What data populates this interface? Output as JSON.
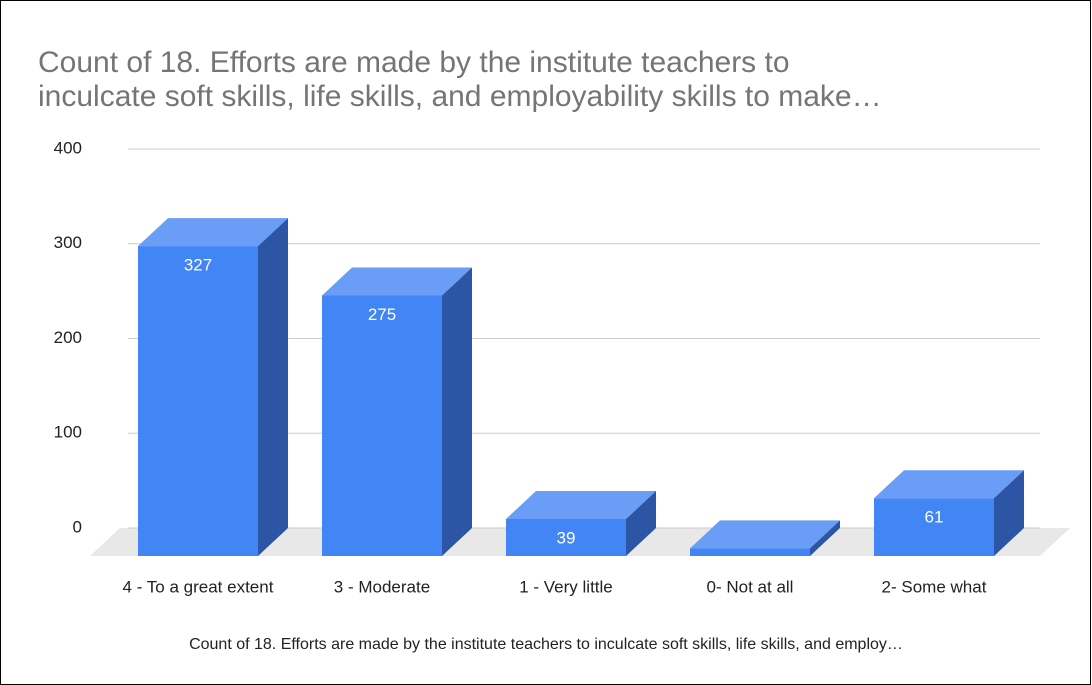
{
  "chart_data": {
    "type": "bar3d",
    "title": [
      "Count of 18. Efforts are made by the institute teachers to",
      "inculcate soft skills, life skills, and employability skills to make…"
    ],
    "categories": [
      "4 - To a great extent",
      "3 - Moderate",
      "1 - Very little",
      "0- Not at all",
      "2- Some what"
    ],
    "series": [
      {
        "name": "Count of 18. Efforts are made by the institute teachers to inculcate soft skills, life skills, and employ…",
        "color": "#4285f4",
        "values": [
          327,
          275,
          39,
          8,
          61
        ]
      }
    ],
    "ylim": [
      0,
      400
    ],
    "yticks": [
      0,
      100,
      200,
      300,
      400
    ],
    "grid": true
  }
}
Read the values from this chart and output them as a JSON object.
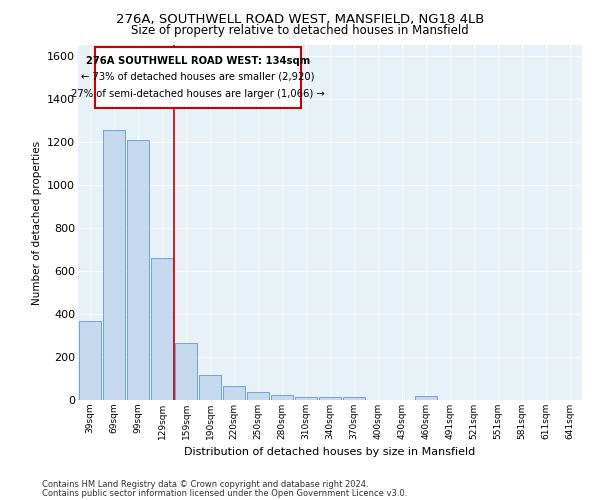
{
  "title1": "276A, SOUTHWELL ROAD WEST, MANSFIELD, NG18 4LB",
  "title2": "Size of property relative to detached houses in Mansfield",
  "xlabel": "Distribution of detached houses by size in Mansfield",
  "ylabel": "Number of detached properties",
  "categories": [
    "39sqm",
    "69sqm",
    "99sqm",
    "129sqm",
    "159sqm",
    "190sqm",
    "220sqm",
    "250sqm",
    "280sqm",
    "310sqm",
    "340sqm",
    "370sqm",
    "400sqm",
    "430sqm",
    "460sqm",
    "491sqm",
    "521sqm",
    "551sqm",
    "581sqm",
    "611sqm",
    "641sqm"
  ],
  "values": [
    365,
    1255,
    1210,
    660,
    265,
    115,
    65,
    35,
    22,
    15,
    12,
    12,
    0,
    0,
    20,
    0,
    0,
    0,
    0,
    0,
    0
  ],
  "bar_color": "#c5d8ed",
  "bar_edge_color": "#5b9bd5",
  "vline_x": 3.5,
  "annotation_title": "276A SOUTHWELL ROAD WEST: 134sqm",
  "annotation_line1": "← 73% of detached houses are smaller (2,920)",
  "annotation_line2": "27% of semi-detached houses are larger (1,066) →",
  "vline_color": "#cc0000",
  "ylim": [
    0,
    1650
  ],
  "yticks": [
    0,
    200,
    400,
    600,
    800,
    1000,
    1200,
    1400,
    1600
  ],
  "background_color": "#e8f0f8",
  "grid_color": "#ffffff",
  "footer1": "Contains HM Land Registry data © Crown copyright and database right 2024.",
  "footer2": "Contains public sector information licensed under the Open Government Licence v3.0."
}
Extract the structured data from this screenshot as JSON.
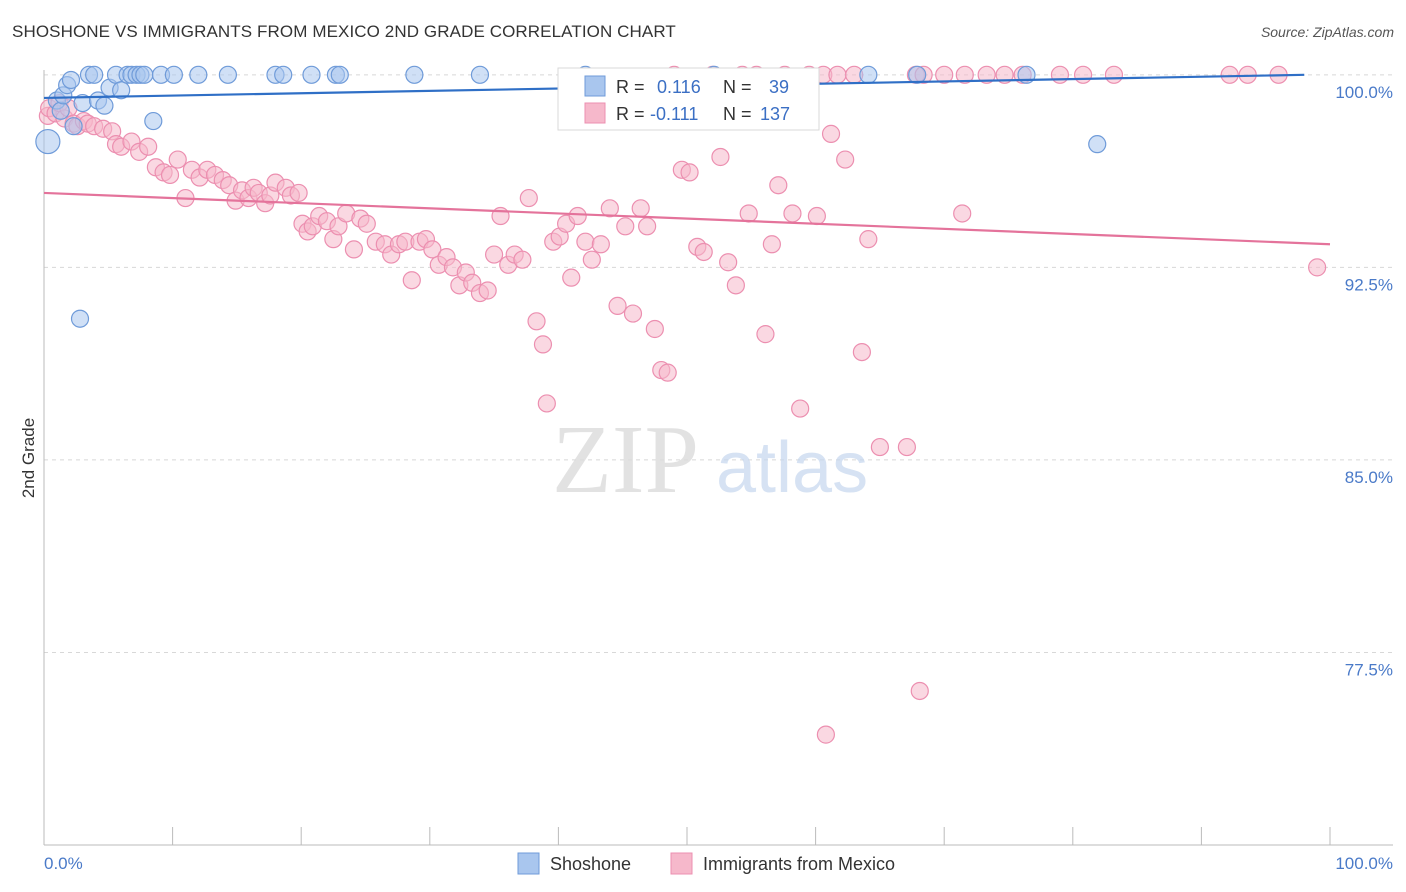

### [Stated problem]
Your copy of the data should match it exactly, except that pictures are left out.

### [Result for this task]
What data populates this interface? Output as JSON.
{
  "chart_data": {
    "type": "bar3d",
    "title": [
      "Count of 18. Efforts are made by the institute teachers to",
      "inculcate soft skills, life skills, and employability skills to make…"
    ],
    "categories": [
      "4 - To a great extent",
      "3 - Moderate",
      "1 - Very little",
      "0- Not at all",
      "2- Some what"
    ],
    "series": [
      {
        "name": "Count of 18. Efforts are made by the institute teachers to inculcate soft skills, life skills, and employ…",
        "color": "#4285f4",
        "values": [
          327,
          275,
          39,
          8,
          61
        ]
      }
    ],
    "ylim": [
      0,
      400
    ],
    "yticks": [
      0,
      100,
      200,
      300,
      400
    ],
    "grid": true
  }
}
Read the values from this chart and output them as a JSON object.
{
  "title1": "276A, SOUTHWELL ROAD WEST, MANSFIELD, NG18 4LB",
  "title2": "Size of property relative to detached houses in Mansfield",
  "xlabel": "Distribution of detached houses by size in Mansfield",
  "ylabel": "Number of detached properties",
  "categories": [
    "39sqm",
    "69sqm",
    "99sqm",
    "129sqm",
    "159sqm",
    "190sqm",
    "220sqm",
    "250sqm",
    "280sqm",
    "310sqm",
    "340sqm",
    "370sqm",
    "400sqm",
    "430sqm",
    "460sqm",
    "491sqm",
    "521sqm",
    "551sqm",
    "581sqm",
    "611sqm",
    "641sqm"
  ],
  "values": [
    365,
    1255,
    1210,
    660,
    265,
    115,
    65,
    35,
    22,
    15,
    12,
    12,
    0,
    0,
    20,
    0,
    0,
    0,
    0,
    0,
    0
  ],
  "bar_color": "#c5d8ed",
  "bar_edge_color": "#5b9bd5",
  "vline_x": 3.5,
  "annotation_title": "276A SOUTHWELL ROAD WEST: 134sqm",
  "annotation_line1": "← 73% of detached houses are smaller (2,920)",
  "annotation_line2": "27% of semi-detached houses are larger (1,066) →",
  "vline_color": "#cc0000",
  "ylim": [
    0,
    1650
  ],
  "yticks": [
    0,
    200,
    400,
    600,
    800,
    1000,
    1200,
    1400,
    1600
  ],
  "background_color": "#e8f0f8",
  "grid_color": "#ffffff",
  "footer1": "Contains HM Land Registry data © Crown copyright and database right 2024.",
  "footer2": "Contains public sector information licensed under the Open Government Licence v3.0."
}
Extract the structured data from this screenshot as JSON.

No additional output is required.